* SET PROBLEM
Please report every line from the material that contains the word "paziente".

* ENTRIES
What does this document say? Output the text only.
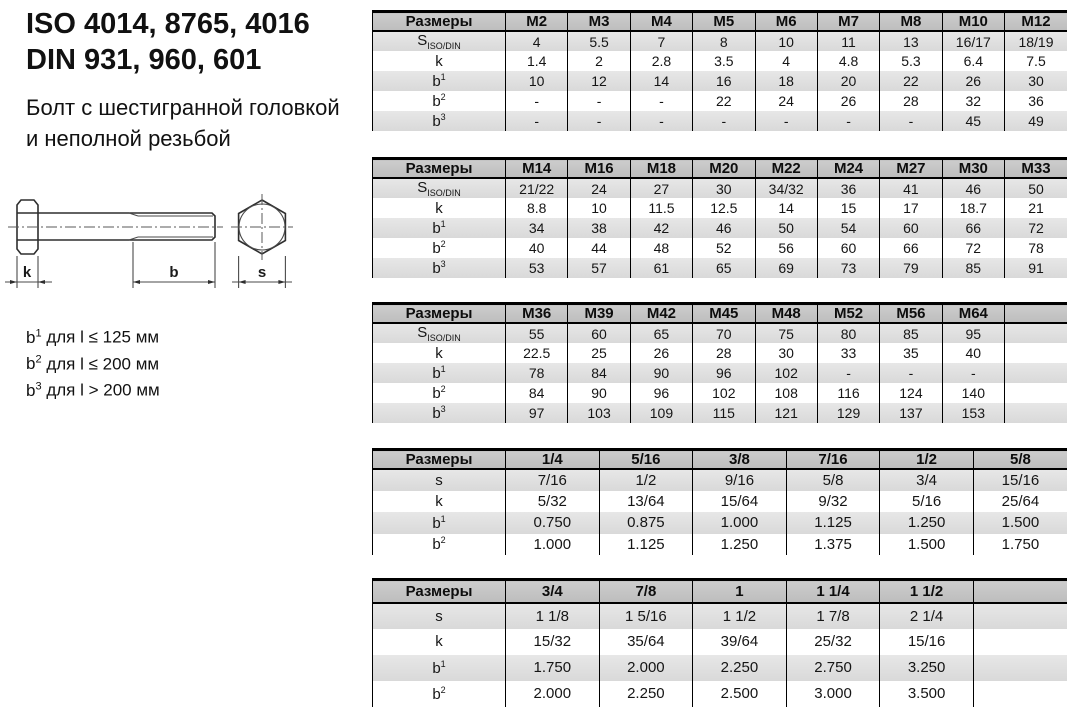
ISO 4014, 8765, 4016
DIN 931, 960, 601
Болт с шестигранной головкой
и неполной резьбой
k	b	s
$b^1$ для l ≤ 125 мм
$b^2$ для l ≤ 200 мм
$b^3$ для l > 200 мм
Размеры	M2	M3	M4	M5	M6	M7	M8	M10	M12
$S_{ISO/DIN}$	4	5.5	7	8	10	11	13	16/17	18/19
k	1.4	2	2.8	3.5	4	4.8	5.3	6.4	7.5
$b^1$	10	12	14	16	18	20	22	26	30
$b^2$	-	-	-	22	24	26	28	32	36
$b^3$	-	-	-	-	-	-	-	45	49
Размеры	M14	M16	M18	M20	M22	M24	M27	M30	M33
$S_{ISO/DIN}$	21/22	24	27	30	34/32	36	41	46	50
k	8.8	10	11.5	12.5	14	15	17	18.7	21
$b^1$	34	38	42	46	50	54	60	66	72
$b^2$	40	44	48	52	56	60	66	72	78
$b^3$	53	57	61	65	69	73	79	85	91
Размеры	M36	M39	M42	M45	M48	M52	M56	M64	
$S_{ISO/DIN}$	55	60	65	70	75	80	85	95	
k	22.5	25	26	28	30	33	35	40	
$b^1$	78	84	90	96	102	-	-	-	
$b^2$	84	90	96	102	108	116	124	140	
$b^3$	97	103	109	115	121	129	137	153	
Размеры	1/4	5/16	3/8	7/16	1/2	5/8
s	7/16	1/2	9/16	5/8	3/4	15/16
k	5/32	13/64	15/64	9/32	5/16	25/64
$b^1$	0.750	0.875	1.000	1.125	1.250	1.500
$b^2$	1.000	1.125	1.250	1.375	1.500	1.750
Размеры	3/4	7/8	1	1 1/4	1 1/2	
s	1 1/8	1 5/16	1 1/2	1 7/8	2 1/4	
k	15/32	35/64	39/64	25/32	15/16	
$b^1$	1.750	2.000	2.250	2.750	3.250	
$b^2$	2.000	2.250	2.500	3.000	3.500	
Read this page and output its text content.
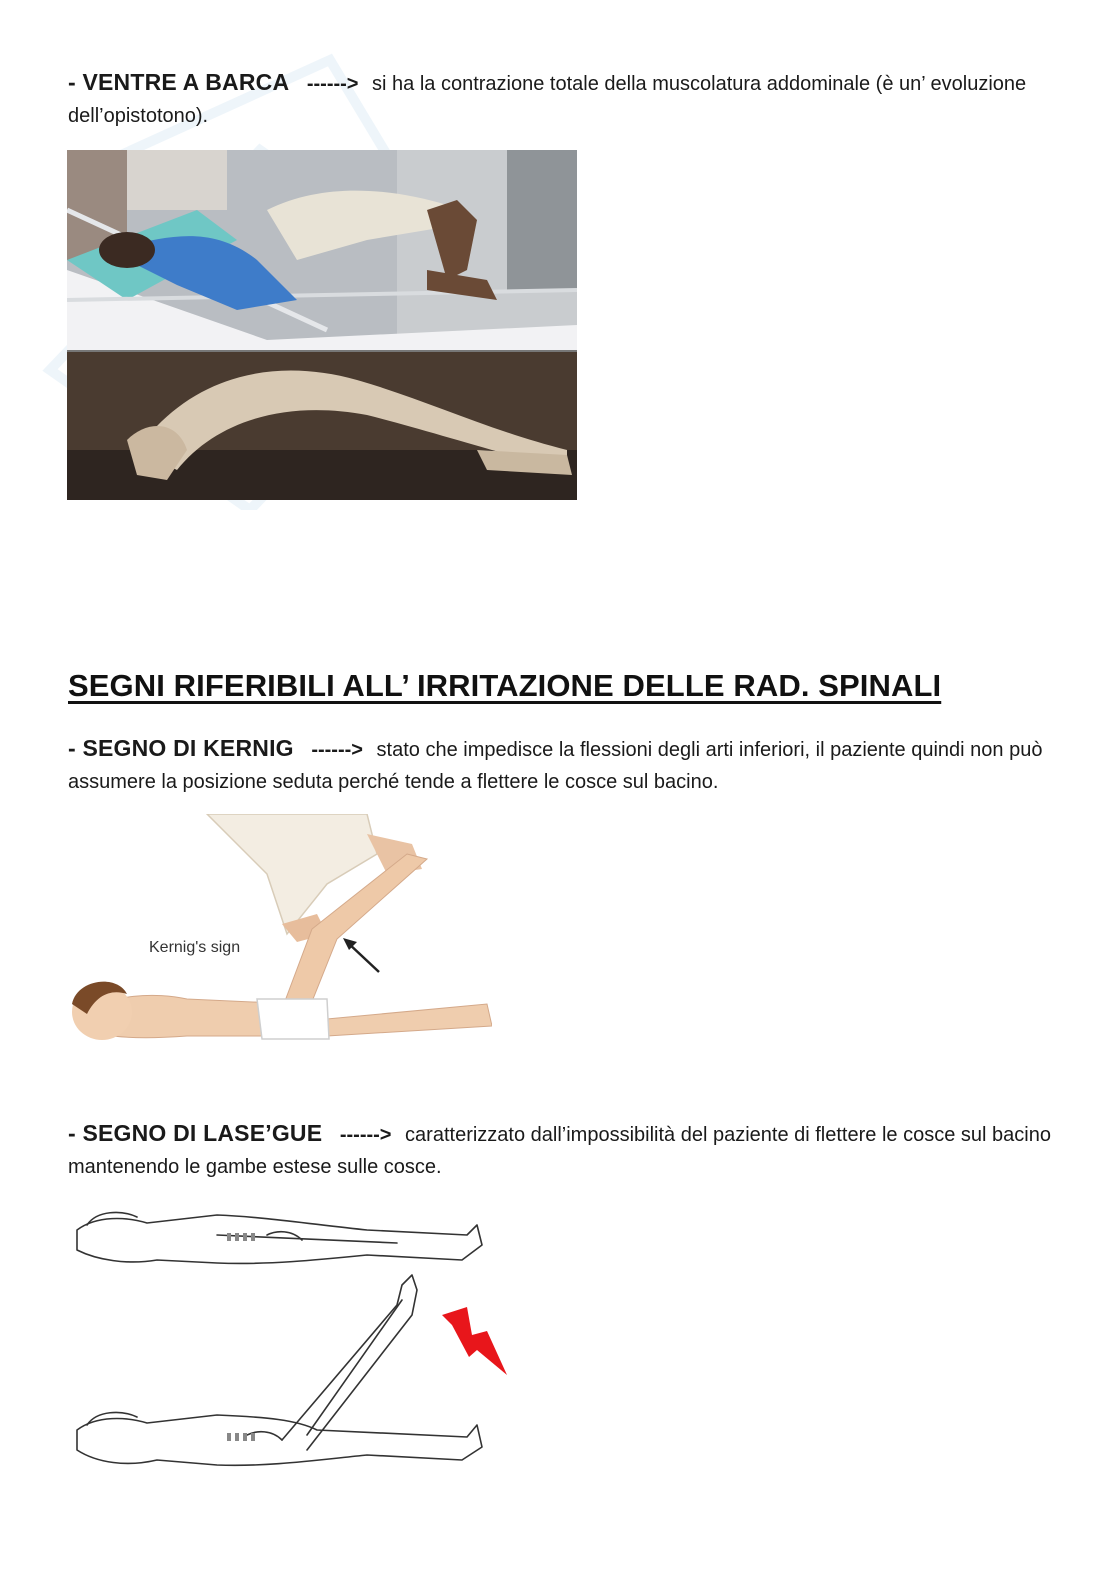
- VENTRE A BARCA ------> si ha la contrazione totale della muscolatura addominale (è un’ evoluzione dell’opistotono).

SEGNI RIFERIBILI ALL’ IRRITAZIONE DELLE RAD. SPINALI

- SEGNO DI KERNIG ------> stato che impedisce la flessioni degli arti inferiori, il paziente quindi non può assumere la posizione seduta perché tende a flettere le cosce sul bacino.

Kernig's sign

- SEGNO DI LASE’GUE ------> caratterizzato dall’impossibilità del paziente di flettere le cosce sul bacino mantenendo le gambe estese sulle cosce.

* RESPONSE TO THE TASK
- SEGNO DI KERNIG ------> stato che impedisce la flessioni degli arti inferiori, il paziente quindi non può assumere la posizione seduta perché tende a flettere le cosce sul bacino.
- SEGNO DI LASE’GUE ------> caratterizzato dall’impossibilità del paziente di flettere le cosce sul bacino mantenendo le gambe estese sulle cosce.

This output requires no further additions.